**Written instruction:**
In the listing below, locate the lines bearing the word "this". Copy every one of them.

* Begin Source material *

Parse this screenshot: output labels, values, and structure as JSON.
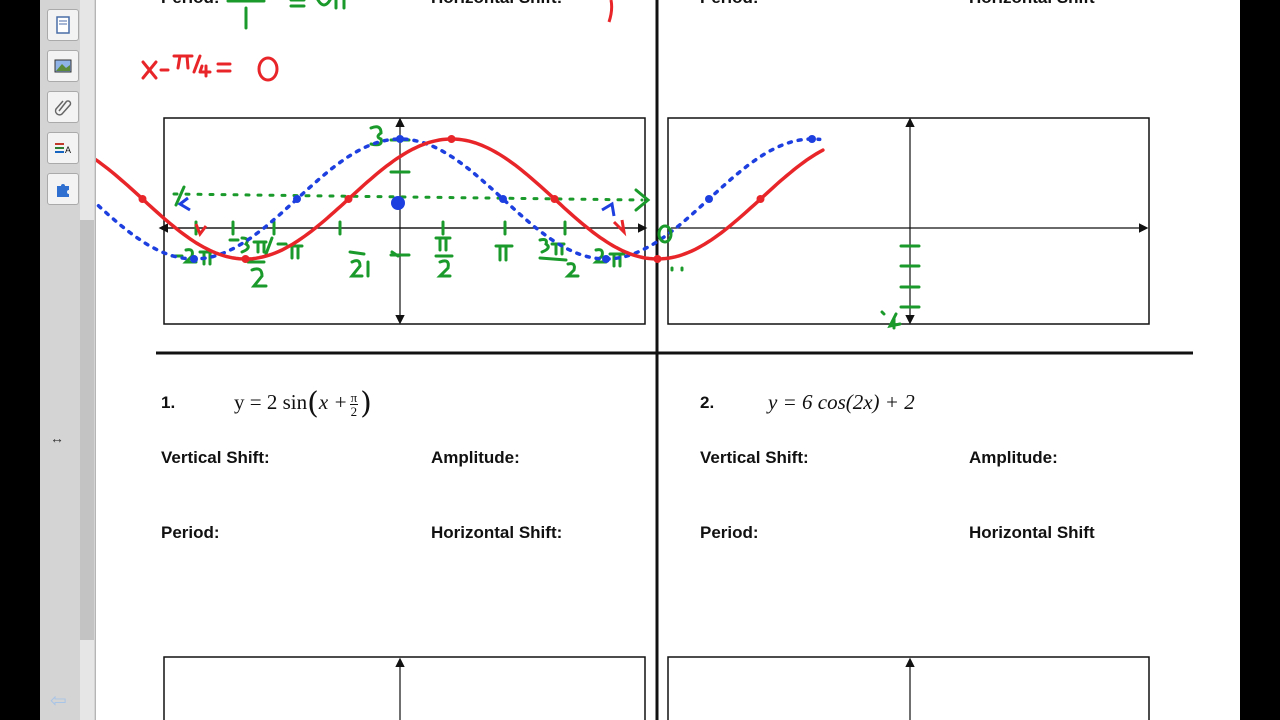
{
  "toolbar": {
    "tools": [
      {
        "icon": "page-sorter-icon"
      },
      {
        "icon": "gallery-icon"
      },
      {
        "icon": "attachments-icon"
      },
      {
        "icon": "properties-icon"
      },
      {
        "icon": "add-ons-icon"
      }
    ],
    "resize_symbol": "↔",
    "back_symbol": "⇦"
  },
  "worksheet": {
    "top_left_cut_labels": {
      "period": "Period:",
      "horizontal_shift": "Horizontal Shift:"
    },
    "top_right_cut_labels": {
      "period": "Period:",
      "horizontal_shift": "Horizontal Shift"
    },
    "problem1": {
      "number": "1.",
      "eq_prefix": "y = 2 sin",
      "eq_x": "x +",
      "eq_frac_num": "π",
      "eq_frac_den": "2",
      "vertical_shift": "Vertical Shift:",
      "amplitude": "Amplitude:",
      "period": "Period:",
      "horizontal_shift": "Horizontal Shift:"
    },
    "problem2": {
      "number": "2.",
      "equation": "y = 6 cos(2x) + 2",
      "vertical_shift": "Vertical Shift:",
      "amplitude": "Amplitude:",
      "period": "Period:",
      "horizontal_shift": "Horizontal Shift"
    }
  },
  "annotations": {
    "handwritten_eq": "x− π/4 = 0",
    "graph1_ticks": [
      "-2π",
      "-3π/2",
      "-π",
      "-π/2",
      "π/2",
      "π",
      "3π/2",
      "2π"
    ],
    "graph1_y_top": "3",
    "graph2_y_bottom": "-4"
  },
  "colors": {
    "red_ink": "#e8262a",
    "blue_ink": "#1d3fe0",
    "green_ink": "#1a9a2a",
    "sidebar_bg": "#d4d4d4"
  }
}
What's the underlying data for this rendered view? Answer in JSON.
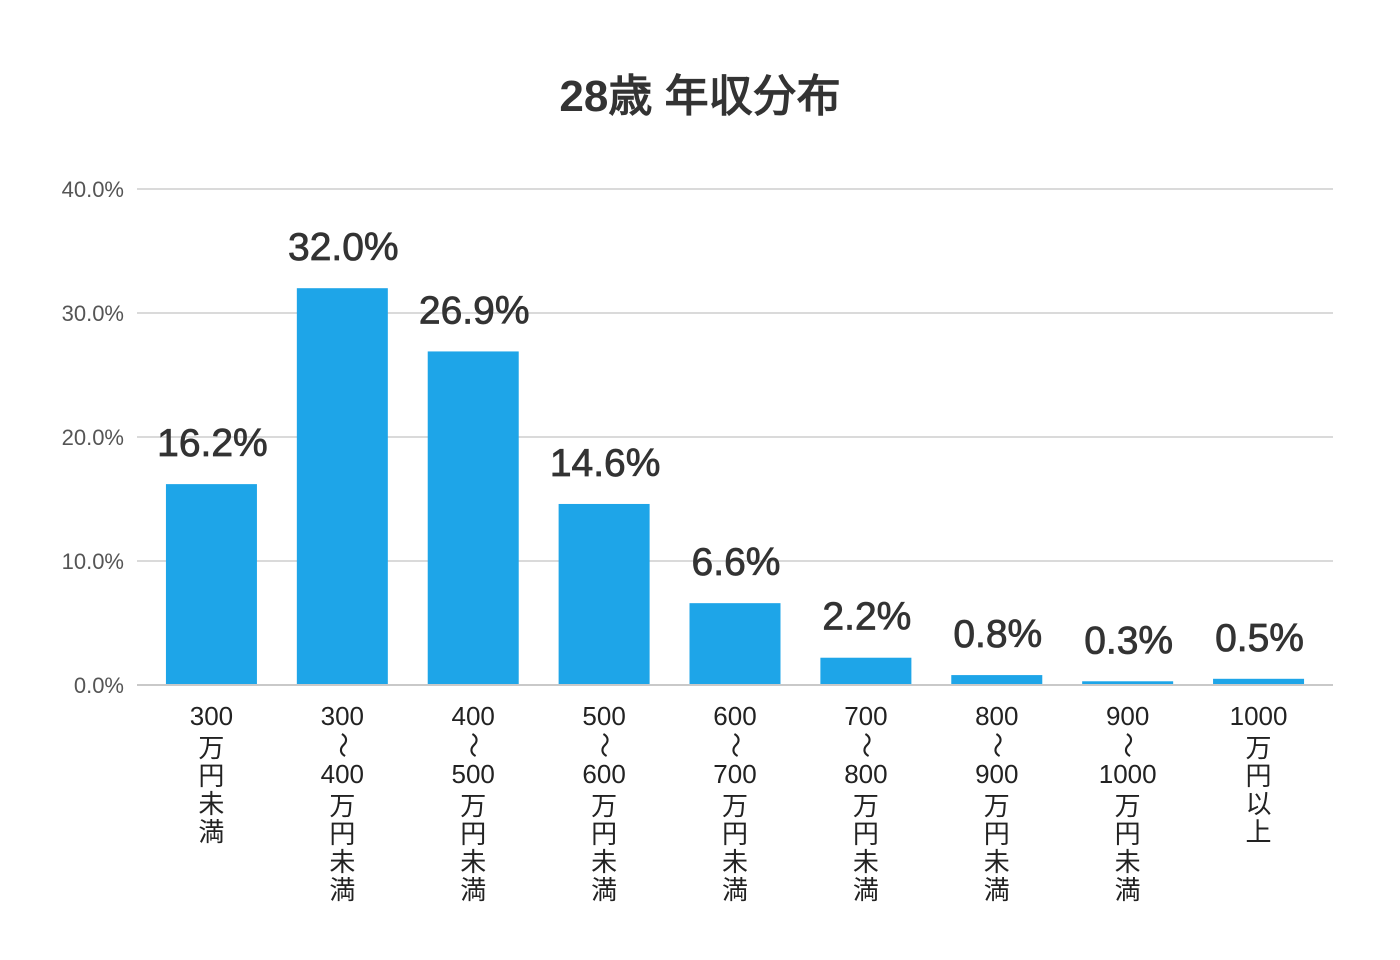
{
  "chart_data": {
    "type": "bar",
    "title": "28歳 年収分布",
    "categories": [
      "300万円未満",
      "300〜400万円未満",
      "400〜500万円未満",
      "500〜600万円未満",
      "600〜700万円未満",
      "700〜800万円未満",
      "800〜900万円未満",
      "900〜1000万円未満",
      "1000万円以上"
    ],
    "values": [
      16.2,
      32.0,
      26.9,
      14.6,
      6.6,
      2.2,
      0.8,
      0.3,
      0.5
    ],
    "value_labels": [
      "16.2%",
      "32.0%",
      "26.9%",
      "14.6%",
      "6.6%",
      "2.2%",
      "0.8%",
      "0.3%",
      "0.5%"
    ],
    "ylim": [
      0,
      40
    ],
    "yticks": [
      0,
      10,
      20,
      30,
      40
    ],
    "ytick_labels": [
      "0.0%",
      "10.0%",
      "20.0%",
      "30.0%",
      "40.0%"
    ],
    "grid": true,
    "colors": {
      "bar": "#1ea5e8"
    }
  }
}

* End Source material *
* Begin Source material *

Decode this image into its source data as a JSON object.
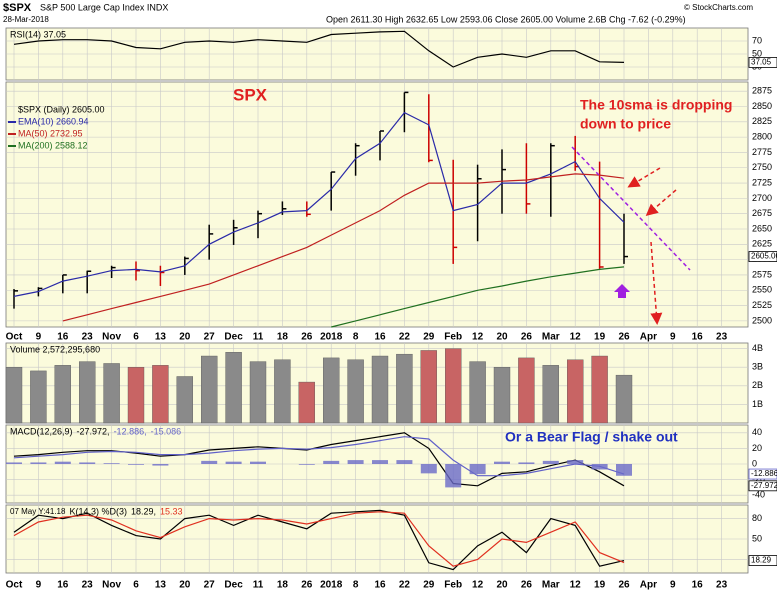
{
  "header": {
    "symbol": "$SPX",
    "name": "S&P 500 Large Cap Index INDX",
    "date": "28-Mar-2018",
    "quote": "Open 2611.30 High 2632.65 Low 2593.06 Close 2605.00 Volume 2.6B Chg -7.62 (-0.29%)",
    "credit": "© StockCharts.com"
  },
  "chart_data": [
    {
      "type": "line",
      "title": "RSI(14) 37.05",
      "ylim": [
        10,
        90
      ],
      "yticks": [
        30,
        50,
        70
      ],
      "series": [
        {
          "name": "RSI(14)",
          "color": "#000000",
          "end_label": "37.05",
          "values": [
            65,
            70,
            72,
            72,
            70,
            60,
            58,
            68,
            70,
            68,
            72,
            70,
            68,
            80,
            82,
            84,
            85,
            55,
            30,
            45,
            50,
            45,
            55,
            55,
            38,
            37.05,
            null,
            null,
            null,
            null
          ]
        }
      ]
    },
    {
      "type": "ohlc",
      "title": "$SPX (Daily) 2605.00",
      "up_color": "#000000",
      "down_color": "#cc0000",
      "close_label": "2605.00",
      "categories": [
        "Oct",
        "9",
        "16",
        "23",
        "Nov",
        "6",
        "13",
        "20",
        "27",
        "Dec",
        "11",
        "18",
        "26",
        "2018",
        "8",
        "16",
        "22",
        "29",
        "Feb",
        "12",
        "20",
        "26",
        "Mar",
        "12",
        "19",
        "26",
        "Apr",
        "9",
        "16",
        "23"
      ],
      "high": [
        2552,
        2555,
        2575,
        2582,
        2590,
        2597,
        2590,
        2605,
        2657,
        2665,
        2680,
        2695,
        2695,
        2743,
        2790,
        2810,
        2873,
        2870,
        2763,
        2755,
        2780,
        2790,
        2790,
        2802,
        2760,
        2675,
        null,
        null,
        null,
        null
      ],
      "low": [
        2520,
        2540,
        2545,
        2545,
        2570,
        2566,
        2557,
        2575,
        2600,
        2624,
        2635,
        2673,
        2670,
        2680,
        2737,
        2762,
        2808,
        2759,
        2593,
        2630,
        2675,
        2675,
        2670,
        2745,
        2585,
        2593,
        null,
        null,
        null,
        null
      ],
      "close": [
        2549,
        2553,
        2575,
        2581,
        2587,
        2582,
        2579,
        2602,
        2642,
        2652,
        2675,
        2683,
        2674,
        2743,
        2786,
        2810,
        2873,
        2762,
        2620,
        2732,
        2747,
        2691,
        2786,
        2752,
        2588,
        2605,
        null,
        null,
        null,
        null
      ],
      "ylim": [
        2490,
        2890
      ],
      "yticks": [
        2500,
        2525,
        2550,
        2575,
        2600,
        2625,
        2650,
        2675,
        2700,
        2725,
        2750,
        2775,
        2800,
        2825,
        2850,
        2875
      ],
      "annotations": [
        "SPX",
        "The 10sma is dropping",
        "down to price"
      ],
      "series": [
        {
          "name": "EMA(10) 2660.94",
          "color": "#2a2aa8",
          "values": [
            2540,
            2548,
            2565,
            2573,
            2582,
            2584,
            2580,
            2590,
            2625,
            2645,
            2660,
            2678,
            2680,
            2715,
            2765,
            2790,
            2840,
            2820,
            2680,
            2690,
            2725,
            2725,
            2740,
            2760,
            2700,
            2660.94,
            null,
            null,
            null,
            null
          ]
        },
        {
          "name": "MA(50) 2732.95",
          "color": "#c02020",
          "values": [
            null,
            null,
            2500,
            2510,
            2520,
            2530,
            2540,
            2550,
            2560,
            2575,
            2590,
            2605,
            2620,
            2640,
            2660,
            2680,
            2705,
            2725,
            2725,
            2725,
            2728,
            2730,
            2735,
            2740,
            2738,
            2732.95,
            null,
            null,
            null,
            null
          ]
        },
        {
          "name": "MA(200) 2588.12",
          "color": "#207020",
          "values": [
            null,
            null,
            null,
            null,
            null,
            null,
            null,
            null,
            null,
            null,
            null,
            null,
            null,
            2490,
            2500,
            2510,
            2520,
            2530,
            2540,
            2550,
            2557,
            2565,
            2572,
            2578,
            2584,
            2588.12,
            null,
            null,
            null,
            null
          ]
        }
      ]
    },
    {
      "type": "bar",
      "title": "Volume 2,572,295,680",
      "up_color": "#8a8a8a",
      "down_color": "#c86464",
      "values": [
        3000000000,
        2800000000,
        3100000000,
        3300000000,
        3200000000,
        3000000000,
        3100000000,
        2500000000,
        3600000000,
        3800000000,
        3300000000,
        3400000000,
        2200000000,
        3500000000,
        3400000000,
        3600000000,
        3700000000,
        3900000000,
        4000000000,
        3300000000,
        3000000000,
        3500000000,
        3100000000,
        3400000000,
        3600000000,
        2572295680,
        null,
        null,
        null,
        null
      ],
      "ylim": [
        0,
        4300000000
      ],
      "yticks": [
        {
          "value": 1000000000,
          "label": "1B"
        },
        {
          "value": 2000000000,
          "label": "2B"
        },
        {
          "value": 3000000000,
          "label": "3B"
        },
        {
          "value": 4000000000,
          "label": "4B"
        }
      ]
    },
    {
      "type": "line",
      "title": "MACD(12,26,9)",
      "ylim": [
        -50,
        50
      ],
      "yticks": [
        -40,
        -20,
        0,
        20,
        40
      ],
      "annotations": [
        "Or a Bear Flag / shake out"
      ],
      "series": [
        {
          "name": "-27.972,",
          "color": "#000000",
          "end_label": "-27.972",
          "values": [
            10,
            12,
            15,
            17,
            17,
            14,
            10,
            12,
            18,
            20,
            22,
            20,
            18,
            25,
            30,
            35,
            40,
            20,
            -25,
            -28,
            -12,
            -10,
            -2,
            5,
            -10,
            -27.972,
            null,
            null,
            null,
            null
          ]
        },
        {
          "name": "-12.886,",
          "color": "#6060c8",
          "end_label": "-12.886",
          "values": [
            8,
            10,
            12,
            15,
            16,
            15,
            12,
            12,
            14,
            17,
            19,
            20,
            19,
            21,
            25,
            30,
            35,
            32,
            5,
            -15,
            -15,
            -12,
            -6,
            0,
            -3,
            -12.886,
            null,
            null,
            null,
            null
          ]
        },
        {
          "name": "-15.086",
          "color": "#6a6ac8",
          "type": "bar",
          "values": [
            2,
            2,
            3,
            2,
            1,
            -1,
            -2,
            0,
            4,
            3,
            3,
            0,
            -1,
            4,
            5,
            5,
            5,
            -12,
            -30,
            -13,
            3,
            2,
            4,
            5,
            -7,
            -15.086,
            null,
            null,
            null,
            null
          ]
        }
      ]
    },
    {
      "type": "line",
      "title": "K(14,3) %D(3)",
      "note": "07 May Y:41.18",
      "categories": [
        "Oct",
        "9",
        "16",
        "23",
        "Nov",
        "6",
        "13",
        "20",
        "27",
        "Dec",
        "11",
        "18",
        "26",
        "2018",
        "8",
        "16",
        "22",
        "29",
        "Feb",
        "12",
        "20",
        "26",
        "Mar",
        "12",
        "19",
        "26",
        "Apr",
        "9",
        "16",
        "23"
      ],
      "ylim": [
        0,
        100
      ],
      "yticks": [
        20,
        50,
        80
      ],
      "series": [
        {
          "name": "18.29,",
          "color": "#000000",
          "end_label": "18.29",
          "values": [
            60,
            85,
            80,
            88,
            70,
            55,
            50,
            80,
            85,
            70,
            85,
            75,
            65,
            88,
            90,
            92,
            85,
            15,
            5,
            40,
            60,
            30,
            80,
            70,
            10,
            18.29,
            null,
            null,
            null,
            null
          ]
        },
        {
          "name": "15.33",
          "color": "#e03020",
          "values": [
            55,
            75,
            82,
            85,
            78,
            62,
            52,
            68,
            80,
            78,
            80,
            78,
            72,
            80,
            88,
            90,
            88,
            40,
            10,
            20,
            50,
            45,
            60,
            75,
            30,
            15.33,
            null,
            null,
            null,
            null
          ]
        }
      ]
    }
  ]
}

* End Source material *
* Begin Source material *

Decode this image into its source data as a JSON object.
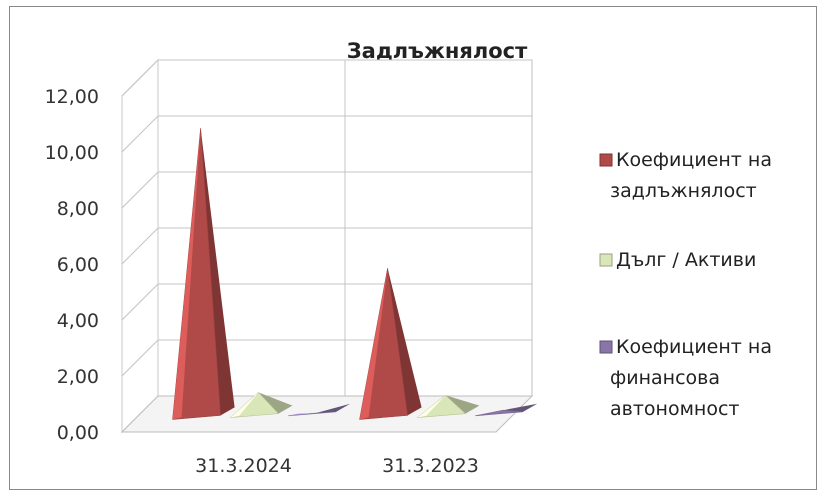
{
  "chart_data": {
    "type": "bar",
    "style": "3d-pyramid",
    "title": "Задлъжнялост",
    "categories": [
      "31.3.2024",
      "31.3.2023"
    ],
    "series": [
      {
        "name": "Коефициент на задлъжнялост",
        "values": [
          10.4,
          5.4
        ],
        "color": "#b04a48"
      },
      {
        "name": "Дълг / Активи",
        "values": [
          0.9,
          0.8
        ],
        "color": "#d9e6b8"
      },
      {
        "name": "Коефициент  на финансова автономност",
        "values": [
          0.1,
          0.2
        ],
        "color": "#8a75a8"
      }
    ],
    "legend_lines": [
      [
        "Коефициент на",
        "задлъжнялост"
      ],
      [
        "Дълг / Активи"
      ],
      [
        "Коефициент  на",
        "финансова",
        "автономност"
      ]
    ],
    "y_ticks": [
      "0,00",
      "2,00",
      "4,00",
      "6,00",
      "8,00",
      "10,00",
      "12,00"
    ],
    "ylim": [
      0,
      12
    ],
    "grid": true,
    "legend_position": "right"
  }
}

* End Source material *

**Exercise result:**
Parse this screenshot: output labels, values, and structure as JSON.
What's the underlying data for this rendered view? Answer in JSON.
Decode this image into its source data as a JSON object.
Decode this image into its source data as a JSON object.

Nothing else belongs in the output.